Retype all of the data. Every line must match exactly.

BEGIN ENTRIES PROVIDED

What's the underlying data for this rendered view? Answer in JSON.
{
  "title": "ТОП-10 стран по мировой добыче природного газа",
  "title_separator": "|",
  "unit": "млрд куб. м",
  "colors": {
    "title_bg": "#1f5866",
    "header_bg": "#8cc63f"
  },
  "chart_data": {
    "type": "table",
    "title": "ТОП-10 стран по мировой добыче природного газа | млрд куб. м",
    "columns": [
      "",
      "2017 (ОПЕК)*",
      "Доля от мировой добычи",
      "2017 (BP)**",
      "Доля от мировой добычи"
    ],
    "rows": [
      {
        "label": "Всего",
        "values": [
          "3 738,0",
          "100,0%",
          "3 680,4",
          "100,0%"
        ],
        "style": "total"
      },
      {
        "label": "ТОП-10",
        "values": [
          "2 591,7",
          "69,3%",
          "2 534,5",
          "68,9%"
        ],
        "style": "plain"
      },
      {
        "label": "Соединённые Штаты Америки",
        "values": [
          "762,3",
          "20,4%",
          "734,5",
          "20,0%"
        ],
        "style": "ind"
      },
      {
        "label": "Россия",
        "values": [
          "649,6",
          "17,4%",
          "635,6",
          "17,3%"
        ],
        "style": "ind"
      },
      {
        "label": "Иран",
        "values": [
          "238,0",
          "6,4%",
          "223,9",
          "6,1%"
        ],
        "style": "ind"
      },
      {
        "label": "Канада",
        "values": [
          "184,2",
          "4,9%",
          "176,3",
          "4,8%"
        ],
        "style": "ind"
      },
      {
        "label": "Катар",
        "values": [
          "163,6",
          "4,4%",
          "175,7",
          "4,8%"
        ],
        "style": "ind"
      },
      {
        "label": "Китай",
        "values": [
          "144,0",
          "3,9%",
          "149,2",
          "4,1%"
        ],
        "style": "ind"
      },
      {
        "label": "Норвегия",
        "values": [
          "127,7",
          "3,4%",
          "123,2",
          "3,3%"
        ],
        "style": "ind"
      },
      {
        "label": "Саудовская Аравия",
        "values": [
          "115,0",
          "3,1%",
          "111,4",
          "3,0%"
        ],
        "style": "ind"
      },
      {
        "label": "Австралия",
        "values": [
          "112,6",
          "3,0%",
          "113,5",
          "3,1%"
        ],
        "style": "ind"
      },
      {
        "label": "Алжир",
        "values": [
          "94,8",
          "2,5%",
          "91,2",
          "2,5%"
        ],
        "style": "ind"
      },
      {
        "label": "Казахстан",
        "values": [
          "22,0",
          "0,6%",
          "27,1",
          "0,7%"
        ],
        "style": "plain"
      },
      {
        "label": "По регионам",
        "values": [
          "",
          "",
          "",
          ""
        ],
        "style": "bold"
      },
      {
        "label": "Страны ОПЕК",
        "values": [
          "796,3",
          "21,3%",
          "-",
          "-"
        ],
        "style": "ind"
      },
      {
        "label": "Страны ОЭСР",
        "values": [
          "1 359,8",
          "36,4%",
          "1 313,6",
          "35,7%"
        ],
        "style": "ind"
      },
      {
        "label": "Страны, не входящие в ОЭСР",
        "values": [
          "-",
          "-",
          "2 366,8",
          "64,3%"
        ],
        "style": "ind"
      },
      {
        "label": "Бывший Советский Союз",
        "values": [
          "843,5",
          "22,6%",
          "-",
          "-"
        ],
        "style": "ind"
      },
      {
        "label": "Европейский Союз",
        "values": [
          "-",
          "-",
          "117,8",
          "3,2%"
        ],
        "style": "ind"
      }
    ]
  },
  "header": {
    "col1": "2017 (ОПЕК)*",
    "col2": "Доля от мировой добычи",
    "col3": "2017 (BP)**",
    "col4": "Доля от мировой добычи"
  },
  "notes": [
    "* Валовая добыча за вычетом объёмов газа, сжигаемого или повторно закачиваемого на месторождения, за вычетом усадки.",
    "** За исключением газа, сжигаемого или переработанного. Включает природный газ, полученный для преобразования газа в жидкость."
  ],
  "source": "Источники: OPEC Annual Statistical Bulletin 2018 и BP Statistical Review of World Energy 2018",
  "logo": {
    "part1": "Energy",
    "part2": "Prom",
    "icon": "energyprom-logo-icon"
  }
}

END ENTRIES PROVIDED

FINAL RESULT:
What's the underlying data for this rendered view? Answer in JSON.
{
  "title": "ТОП-10 стран по мировой добыче природного газа",
  "title_separator": "|",
  "unit": "млрд куб. м",
  "colors": {
    "title_bg": "#1f5866",
    "header_bg": "#8cc63f"
  },
  "chart_data": {
    "type": "table",
    "title": "ТОП-10 стран по мировой добыче природного газа | млрд куб. м",
    "columns": [
      "",
      "2017 (ОПЕК)*",
      "Доля от мировой добычи",
      "2017 (BP)**",
      "Доля от мировой добычи"
    ],
    "rows": [
      {
        "label": "Всего",
        "values": [
          "3 738,0",
          "100,0%",
          "3 680,4",
          "100,0%"
        ],
        "style": "total"
      },
      {
        "label": "ТОП-10",
        "values": [
          "2 591,7",
          "69,3%",
          "2 534,5",
          "68,9%"
        ],
        "style": "plain"
      },
      {
        "label": "Соединённые Штаты Америки",
        "values": [
          "762,3",
          "20,4%",
          "734,5",
          "20,0%"
        ],
        "style": "ind"
      },
      {
        "label": "Россия",
        "values": [
          "649,6",
          "17,4%",
          "635,6",
          "17,3%"
        ],
        "style": "ind"
      },
      {
        "label": "Иран",
        "values": [
          "238,0",
          "6,4%",
          "223,9",
          "6,1%"
        ],
        "style": "ind"
      },
      {
        "label": "Канада",
        "values": [
          "184,2",
          "4,9%",
          "176,3",
          "4,8%"
        ],
        "style": "ind"
      },
      {
        "label": "Катар",
        "values": [
          "163,6",
          "4,4%",
          "175,7",
          "4,8%"
        ],
        "style": "ind"
      },
      {
        "label": "Китай",
        "values": [
          "144,0",
          "3,9%",
          "149,2",
          "4,1%"
        ],
        "style": "ind"
      },
      {
        "label": "Норвегия",
        "values": [
          "127,7",
          "3,4%",
          "123,2",
          "3,3%"
        ],
        "style": "ind"
      },
      {
        "label": "Саудовская Аравия",
        "values": [
          "115,0",
          "3,1%",
          "111,4",
          "3,0%"
        ],
        "style": "ind"
      },
      {
        "label": "Австралия",
        "values": [
          "112,6",
          "3,0%",
          "113,5",
          "3,1%"
        ],
        "style": "ind"
      },
      {
        "label": "Алжир",
        "values": [
          "94,8",
          "2,5%",
          "91,2",
          "2,5%"
        ],
        "style": "ind"
      },
      {
        "label": "Казахстан",
        "values": [
          "22,0",
          "0,6%",
          "27,1",
          "0,7%"
        ],
        "style": "plain"
      },
      {
        "label": "По регионам",
        "values": [
          "",
          "",
          "",
          ""
        ],
        "style": "bold"
      },
      {
        "label": "Страны ОПЕК",
        "values": [
          "796,3",
          "21,3%",
          "-",
          "-"
        ],
        "style": "ind"
      },
      {
        "label": "Страны ОЭСР",
        "values": [
          "1 359,8",
          "36,4%",
          "1 313,6",
          "35,7%"
        ],
        "style": "ind"
      },
      {
        "label": "Страны, не входящие в ОЭСР",
        "values": [
          "-",
          "-",
          "2 366,8",
          "64,3%"
        ],
        "style": "ind"
      },
      {
        "label": "Бывший Советский Союз",
        "values": [
          "843,5",
          "22,6%",
          "-",
          "-"
        ],
        "style": "ind"
      },
      {
        "label": "Европейский Союз",
        "values": [
          "-",
          "-",
          "117,8",
          "3,2%"
        ],
        "style": "ind"
      }
    ]
  },
  "header": {
    "col1": "2017 (ОПЕК)*",
    "col2": "Доля от мировой добычи",
    "col3": "2017 (BP)**",
    "col4": "Доля от мировой добычи"
  },
  "notes": [
    "* Валовая добыча за вычетом объёмов газа, сжигаемого или повторно закачиваемого на месторождения, за вычетом усадки.",
    "** За исключением газа, сжигаемого или переработанного. Включает природный газ, полученный для преобразования газа в жидкость."
  ],
  "source": "Источники: OPEC Annual Statistical Bulletin 2018 и BP Statistical Review of World Energy 2018",
  "logo": {
    "part1": "Energy",
    "part2": "Prom",
    "icon": "energyprom-logo-icon"
  }
}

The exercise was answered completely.